• EXERCISE DESCRIPTION
Take every line from the listing below that contains "NaHS".
····················
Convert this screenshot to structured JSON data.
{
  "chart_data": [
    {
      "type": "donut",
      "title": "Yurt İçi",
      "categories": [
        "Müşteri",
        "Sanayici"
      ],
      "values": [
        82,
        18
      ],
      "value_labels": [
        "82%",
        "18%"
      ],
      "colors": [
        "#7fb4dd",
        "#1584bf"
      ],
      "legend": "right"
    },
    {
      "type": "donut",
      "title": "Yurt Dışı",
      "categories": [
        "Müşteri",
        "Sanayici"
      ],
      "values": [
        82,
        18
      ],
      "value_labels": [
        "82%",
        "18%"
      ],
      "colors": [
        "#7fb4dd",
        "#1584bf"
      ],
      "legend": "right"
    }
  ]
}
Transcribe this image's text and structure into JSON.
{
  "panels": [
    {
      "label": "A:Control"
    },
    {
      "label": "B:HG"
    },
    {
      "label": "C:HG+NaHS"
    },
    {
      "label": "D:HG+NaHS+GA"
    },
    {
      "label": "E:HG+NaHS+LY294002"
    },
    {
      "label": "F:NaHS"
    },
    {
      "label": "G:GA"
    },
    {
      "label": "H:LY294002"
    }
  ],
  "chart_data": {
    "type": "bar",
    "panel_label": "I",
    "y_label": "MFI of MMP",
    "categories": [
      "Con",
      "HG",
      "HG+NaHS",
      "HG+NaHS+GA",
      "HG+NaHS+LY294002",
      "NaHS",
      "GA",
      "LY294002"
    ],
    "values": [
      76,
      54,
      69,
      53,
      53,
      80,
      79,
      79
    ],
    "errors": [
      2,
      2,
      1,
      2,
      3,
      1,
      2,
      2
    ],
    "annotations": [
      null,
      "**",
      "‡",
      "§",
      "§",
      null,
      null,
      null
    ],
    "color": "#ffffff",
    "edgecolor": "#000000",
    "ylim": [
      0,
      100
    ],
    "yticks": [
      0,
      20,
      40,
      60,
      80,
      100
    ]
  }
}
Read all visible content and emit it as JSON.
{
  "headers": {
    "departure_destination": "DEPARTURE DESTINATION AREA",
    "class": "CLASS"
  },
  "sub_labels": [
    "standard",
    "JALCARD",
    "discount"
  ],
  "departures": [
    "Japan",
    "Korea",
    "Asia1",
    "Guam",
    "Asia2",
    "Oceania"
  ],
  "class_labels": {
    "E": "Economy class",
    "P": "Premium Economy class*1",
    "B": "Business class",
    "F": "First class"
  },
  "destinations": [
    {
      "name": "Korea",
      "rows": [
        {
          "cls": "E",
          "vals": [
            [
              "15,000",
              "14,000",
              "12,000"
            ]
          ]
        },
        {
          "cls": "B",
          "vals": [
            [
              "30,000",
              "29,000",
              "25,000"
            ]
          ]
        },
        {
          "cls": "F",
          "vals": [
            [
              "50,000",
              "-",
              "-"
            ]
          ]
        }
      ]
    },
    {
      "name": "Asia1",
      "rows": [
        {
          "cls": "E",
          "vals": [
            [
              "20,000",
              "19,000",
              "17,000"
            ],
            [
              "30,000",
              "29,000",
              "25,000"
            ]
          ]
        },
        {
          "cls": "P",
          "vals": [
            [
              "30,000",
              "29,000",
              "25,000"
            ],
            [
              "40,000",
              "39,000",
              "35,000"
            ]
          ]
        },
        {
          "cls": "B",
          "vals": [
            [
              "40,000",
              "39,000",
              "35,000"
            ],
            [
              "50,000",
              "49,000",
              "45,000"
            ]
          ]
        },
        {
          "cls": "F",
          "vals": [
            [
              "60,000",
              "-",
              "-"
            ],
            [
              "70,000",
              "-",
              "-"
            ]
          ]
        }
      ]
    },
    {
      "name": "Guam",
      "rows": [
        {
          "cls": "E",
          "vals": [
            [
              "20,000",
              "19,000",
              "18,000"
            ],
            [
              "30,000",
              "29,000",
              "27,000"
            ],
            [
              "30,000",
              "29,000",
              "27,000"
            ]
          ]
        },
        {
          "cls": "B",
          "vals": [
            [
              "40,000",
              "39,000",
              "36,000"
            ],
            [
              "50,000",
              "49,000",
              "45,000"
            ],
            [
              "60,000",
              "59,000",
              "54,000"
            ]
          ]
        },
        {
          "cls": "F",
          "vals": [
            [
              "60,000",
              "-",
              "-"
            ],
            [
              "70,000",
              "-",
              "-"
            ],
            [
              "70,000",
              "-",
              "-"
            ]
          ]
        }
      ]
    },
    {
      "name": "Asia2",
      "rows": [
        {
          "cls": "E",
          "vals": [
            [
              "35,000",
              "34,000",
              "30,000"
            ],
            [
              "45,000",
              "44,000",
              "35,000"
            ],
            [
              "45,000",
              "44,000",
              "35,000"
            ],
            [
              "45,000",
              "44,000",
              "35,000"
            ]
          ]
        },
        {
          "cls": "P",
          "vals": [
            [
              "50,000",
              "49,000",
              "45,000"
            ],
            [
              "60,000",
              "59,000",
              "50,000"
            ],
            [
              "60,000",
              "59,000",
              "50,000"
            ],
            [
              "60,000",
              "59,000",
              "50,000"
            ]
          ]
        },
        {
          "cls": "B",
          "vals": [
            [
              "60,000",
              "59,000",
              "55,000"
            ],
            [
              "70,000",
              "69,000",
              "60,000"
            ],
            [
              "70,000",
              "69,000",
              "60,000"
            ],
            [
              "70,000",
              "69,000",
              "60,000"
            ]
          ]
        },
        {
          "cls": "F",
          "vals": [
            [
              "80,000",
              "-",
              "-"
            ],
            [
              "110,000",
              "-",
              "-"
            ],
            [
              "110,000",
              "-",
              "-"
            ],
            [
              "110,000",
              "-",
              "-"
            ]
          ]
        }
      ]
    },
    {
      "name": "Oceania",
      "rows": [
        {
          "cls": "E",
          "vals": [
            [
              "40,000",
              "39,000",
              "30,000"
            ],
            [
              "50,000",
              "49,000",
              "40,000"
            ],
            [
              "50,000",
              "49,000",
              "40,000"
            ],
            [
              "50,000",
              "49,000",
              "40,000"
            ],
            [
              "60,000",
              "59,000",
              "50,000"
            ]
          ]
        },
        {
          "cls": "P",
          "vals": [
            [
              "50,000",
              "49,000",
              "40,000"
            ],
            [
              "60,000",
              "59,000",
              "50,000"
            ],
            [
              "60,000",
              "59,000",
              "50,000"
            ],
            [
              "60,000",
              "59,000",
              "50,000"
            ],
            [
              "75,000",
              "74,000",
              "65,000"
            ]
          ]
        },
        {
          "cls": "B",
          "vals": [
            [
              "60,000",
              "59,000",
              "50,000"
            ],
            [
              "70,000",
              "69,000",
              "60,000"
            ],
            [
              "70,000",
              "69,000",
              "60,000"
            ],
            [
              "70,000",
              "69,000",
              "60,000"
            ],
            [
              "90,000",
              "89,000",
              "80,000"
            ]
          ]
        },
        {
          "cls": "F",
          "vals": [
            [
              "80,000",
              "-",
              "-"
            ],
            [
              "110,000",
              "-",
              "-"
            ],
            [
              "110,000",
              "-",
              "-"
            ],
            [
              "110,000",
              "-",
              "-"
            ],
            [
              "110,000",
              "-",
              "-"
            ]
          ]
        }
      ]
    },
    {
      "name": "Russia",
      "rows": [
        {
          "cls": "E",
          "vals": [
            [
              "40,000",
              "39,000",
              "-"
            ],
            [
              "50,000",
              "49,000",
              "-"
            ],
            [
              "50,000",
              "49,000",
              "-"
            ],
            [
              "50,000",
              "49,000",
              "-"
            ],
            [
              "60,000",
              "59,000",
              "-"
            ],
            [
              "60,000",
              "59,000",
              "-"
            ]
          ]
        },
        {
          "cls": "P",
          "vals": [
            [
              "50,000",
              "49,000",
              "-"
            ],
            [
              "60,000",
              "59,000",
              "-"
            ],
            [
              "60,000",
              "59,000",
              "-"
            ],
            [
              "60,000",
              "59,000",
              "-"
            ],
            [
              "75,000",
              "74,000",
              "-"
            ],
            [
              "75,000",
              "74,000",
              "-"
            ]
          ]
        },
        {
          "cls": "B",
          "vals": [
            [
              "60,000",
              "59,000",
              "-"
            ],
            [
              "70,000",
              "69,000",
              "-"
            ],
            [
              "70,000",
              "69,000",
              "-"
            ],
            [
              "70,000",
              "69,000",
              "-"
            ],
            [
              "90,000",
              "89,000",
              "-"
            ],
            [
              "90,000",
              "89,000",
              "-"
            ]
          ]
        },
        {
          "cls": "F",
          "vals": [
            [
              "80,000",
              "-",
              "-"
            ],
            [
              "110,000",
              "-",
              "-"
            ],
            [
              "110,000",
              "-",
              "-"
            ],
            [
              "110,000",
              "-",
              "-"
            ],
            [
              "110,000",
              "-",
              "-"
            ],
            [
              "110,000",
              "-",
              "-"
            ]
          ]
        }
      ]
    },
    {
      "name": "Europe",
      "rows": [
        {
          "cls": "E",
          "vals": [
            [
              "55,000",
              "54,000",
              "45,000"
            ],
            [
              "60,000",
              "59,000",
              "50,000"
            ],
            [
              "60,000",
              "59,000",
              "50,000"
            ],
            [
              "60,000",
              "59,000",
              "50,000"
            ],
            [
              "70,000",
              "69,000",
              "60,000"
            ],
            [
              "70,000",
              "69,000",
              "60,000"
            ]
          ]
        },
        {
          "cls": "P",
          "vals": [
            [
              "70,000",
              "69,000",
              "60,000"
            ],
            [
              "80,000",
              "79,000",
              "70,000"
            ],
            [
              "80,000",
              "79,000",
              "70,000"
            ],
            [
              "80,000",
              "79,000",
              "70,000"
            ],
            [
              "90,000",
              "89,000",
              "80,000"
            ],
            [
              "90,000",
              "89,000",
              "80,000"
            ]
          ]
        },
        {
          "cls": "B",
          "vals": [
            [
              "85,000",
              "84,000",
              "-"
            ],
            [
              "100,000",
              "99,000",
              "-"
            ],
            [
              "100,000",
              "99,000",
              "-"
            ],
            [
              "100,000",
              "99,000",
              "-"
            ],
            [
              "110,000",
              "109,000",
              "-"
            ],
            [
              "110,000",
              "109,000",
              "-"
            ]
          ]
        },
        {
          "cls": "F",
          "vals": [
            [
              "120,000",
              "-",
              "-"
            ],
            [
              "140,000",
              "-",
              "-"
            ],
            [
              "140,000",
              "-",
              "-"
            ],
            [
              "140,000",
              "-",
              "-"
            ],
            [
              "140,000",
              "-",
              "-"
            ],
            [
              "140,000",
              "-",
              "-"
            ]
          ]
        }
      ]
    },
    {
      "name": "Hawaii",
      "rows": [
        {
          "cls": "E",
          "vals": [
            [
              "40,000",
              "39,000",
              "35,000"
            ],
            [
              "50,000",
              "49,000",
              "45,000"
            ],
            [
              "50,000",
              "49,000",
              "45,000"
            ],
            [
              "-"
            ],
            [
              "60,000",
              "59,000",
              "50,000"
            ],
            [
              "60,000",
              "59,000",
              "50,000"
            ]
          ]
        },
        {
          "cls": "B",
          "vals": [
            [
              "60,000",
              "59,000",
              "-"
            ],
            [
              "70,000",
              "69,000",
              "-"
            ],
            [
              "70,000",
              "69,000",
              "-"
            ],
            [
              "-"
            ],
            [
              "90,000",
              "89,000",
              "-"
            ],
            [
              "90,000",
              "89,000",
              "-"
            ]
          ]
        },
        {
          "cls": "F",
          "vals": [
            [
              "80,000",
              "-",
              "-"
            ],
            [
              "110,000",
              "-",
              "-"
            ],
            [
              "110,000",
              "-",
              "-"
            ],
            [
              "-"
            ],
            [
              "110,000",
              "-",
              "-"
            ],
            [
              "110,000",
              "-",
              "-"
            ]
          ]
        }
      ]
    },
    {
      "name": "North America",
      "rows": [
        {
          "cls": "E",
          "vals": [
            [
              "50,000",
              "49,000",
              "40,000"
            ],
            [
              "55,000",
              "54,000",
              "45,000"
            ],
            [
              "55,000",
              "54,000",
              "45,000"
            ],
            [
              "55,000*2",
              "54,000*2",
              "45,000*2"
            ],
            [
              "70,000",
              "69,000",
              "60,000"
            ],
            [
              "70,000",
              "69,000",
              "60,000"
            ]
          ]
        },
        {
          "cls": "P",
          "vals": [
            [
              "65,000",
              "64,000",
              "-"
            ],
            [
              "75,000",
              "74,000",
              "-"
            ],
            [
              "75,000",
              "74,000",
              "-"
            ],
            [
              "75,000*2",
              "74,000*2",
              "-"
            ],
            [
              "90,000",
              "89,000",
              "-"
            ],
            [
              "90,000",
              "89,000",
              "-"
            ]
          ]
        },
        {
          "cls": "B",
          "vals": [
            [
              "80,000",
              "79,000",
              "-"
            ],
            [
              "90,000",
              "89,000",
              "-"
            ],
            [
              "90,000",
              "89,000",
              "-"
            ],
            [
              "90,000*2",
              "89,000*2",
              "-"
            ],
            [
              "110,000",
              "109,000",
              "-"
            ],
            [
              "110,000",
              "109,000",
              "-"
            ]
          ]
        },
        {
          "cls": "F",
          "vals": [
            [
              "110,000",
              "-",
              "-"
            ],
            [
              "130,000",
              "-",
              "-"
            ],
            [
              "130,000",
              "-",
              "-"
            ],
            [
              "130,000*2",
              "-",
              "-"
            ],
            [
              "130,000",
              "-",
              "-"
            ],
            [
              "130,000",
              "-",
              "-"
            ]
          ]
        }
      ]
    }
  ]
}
····················
• EXERCISE ANSWER
      "label": "C:HG+NaHS"
      "label": "D:HG+NaHS+GA"
      "label": "E:HG+NaHS+LY294002"
      "label": "F:NaHS"
      "HG+NaHS",
      "HG+NaHS+GA",
      "HG+NaHS+LY294002",
      "NaHS",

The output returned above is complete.